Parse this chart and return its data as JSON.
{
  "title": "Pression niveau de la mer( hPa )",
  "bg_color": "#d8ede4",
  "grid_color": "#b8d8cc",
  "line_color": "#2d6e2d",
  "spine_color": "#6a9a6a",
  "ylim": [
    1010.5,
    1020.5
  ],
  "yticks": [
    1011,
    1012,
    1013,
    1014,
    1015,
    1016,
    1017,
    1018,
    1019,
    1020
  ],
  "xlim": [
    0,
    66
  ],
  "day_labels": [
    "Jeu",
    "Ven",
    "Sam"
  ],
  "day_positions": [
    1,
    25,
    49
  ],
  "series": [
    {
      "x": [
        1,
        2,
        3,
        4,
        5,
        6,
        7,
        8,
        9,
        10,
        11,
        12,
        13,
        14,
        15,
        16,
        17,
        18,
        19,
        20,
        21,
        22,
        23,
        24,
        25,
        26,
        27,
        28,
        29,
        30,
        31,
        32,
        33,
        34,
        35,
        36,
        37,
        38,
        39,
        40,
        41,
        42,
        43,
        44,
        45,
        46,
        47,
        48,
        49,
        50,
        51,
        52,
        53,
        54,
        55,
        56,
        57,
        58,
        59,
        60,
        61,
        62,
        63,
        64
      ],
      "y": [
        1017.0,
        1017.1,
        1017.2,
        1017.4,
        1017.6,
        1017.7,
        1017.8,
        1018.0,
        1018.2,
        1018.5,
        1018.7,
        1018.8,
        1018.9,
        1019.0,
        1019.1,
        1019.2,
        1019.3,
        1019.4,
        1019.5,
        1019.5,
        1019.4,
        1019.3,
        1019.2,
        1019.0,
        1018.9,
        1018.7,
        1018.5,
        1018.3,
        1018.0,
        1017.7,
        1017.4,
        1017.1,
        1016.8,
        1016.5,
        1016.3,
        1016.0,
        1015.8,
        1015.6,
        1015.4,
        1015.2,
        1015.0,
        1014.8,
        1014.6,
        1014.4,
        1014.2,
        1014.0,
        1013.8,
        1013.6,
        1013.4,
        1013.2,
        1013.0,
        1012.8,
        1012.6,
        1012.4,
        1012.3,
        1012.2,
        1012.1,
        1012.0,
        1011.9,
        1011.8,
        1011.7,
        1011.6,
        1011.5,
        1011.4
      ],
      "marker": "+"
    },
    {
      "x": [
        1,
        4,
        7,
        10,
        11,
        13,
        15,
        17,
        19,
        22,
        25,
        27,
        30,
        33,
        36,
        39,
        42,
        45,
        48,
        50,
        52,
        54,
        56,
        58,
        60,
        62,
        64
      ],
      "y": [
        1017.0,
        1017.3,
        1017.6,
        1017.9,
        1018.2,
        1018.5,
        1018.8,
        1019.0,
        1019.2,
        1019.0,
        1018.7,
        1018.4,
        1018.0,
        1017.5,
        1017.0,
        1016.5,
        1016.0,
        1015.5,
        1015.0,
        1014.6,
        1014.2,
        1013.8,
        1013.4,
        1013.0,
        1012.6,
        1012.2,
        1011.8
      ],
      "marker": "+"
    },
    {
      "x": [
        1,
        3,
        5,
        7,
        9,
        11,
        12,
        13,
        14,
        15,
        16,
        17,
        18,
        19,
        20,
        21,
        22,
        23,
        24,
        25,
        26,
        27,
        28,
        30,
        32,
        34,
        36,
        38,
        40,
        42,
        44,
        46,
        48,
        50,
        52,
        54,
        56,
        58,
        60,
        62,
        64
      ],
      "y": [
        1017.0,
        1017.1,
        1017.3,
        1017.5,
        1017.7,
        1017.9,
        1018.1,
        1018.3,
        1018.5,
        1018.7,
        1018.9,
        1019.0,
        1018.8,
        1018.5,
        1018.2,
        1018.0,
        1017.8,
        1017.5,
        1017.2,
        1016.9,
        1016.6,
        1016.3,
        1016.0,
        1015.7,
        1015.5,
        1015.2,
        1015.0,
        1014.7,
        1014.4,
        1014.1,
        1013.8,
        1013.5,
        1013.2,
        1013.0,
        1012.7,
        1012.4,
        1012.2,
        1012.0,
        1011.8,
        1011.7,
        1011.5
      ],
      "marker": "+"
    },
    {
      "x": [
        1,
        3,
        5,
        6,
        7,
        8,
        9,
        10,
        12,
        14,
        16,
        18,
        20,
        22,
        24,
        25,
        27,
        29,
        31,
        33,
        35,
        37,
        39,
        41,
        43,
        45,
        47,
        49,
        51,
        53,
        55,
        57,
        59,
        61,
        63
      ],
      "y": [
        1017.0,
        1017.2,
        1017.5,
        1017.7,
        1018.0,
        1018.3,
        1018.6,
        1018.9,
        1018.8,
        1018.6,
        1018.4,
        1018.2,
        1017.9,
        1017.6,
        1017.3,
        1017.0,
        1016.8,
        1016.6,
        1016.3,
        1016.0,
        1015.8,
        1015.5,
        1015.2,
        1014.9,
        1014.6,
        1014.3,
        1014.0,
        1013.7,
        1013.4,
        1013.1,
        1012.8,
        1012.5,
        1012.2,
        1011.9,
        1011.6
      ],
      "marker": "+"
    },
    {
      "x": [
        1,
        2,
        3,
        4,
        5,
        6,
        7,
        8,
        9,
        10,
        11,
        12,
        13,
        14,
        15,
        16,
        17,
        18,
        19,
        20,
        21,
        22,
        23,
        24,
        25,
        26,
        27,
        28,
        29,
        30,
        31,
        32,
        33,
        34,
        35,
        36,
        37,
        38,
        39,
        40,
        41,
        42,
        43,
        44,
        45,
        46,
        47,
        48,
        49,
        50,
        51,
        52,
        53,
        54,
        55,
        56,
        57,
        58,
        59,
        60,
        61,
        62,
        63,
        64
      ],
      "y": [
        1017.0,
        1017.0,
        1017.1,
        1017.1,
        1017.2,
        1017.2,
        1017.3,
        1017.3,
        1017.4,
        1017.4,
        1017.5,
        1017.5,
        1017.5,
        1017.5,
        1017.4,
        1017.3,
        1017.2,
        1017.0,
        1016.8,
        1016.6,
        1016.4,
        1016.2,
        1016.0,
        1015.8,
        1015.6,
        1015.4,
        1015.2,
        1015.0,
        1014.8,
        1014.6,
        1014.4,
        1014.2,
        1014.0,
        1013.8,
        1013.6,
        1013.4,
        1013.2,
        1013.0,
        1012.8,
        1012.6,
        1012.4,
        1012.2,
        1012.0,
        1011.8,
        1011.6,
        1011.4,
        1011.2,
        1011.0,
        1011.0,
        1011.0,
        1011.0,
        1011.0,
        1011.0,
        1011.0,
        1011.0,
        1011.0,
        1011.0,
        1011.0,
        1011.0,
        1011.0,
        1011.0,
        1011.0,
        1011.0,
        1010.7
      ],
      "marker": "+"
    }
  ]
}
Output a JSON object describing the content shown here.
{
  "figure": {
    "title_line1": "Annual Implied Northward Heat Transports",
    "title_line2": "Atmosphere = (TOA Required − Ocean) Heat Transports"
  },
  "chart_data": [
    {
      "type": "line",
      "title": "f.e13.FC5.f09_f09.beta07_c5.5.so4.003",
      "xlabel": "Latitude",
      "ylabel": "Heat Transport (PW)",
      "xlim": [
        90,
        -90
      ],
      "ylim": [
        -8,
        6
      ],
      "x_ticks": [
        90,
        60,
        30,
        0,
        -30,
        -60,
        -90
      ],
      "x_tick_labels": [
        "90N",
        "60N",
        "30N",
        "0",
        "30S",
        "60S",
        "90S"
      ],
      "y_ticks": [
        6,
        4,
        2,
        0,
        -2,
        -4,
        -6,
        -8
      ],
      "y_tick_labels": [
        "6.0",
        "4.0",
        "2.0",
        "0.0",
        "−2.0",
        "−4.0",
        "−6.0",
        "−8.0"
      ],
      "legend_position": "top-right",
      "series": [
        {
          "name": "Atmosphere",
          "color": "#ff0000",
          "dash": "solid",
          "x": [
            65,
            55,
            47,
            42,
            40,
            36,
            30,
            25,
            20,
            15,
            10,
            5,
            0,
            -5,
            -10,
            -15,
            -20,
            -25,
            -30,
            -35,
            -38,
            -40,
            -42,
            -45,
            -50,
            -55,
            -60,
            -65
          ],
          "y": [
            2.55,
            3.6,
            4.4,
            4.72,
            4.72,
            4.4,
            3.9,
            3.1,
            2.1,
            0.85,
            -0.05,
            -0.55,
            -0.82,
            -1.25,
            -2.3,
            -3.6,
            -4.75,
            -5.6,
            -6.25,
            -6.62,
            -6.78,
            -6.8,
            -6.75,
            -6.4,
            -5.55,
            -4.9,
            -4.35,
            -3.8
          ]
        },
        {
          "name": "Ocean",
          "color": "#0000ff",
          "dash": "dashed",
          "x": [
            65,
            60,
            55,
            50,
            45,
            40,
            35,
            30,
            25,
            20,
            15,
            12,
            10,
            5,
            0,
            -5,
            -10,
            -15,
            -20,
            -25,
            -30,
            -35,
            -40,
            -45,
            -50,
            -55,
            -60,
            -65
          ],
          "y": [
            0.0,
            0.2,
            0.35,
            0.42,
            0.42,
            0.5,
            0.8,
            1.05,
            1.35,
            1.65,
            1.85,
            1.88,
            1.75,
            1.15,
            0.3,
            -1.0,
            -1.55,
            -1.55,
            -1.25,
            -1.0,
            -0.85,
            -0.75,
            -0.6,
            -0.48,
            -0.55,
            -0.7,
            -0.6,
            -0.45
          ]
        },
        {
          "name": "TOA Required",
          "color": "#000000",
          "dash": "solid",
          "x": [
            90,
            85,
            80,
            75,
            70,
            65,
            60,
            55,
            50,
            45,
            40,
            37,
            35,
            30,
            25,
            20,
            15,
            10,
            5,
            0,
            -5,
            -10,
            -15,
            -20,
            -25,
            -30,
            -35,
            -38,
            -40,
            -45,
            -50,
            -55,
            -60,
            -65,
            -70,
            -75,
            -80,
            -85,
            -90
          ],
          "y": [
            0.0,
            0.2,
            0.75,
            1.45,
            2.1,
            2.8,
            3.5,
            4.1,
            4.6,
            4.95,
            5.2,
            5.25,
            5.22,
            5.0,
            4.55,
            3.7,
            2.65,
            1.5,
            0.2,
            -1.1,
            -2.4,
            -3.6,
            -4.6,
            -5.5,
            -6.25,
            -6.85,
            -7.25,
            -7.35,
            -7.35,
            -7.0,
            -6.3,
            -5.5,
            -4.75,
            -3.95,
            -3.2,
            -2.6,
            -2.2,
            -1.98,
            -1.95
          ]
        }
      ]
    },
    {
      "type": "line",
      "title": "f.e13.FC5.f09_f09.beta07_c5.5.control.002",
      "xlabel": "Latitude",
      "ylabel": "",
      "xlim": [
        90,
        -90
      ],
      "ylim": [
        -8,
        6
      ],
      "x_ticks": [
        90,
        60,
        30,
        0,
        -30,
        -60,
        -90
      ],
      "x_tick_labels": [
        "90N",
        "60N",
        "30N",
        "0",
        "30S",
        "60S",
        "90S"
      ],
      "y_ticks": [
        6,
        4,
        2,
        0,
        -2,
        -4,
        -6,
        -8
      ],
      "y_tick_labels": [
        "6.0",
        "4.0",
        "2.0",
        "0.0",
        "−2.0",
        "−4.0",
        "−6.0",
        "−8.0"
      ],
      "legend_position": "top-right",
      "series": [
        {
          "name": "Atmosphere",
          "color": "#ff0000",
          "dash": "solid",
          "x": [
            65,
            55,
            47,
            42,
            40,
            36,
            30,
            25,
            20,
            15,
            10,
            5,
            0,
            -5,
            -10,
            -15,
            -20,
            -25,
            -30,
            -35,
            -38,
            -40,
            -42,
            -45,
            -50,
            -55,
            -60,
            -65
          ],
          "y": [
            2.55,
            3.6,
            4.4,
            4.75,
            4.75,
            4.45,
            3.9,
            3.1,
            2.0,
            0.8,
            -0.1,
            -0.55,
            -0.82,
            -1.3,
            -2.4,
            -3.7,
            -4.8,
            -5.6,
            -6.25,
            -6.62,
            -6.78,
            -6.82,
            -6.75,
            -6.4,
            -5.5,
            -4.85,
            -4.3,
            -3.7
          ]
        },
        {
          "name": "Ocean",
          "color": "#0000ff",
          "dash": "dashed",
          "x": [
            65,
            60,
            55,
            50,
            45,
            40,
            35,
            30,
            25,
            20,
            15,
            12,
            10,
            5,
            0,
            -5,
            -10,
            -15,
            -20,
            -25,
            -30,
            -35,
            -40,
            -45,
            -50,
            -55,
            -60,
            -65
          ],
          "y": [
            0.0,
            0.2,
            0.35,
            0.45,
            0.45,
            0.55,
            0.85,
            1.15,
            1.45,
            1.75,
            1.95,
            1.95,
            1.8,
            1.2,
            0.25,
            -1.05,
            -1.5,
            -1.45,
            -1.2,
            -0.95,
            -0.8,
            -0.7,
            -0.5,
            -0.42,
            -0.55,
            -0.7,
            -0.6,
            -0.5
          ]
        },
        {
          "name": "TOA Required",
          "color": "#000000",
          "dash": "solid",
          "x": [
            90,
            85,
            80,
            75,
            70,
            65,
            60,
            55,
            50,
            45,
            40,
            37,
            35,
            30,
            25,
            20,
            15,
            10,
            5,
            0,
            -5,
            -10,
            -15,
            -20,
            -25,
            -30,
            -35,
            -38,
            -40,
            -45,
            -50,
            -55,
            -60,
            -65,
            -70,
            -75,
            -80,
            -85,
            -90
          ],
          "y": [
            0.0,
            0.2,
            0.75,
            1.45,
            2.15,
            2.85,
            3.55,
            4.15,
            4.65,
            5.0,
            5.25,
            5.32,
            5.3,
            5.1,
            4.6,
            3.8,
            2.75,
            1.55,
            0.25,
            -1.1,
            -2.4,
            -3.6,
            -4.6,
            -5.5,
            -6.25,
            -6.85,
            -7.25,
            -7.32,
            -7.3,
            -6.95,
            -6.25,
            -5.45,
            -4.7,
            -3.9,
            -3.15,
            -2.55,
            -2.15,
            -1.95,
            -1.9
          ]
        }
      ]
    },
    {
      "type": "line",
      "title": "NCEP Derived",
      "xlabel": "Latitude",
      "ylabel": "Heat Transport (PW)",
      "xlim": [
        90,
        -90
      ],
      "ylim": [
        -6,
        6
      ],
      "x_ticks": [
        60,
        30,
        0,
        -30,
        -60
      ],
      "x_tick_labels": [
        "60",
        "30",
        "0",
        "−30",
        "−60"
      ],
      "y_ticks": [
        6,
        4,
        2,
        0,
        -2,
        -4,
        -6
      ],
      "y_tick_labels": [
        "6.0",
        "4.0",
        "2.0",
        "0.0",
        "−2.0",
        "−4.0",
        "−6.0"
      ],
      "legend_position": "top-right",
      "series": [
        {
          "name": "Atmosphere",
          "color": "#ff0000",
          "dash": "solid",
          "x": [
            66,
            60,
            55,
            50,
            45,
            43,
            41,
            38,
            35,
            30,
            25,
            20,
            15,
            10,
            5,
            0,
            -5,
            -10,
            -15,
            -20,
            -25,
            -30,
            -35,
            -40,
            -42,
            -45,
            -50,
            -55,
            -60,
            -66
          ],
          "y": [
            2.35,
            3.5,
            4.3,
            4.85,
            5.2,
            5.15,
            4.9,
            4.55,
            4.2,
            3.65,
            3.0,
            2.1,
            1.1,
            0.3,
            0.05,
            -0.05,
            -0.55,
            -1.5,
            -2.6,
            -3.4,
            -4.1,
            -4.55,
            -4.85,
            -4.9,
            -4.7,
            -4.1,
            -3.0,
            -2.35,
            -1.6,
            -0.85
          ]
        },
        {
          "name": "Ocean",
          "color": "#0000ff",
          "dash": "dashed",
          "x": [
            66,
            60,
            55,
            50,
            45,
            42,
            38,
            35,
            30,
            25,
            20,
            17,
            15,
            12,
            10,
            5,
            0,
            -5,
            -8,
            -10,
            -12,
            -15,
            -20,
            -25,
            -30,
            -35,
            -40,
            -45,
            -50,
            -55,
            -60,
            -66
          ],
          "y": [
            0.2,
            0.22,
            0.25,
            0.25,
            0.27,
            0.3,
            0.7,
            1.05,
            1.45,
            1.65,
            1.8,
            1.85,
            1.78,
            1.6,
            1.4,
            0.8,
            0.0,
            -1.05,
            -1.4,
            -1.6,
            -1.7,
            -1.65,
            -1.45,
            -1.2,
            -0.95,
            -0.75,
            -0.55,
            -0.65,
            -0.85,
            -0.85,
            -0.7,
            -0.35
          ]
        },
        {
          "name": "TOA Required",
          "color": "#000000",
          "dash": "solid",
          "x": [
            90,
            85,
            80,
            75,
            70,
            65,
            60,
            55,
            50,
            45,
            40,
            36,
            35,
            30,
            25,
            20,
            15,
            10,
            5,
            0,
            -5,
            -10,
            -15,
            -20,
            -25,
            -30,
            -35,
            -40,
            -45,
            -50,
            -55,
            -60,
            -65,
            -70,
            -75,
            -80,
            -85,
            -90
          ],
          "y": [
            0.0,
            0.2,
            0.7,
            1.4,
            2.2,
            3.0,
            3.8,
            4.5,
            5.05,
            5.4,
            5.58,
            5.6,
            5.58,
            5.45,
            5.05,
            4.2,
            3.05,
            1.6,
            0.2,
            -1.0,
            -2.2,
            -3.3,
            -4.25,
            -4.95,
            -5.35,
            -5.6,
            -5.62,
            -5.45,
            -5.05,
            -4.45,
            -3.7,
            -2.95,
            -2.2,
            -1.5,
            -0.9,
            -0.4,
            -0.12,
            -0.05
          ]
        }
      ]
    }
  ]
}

▶ _Problem to solve_: Take each line containing the string "Transports" and copy it out.

▶ _Result_:
    "title_line1": "Annual Implied Northward Heat Transports",
    "title_line2": "Atmosphere = (TOA Required − Ocean) Heat Transports"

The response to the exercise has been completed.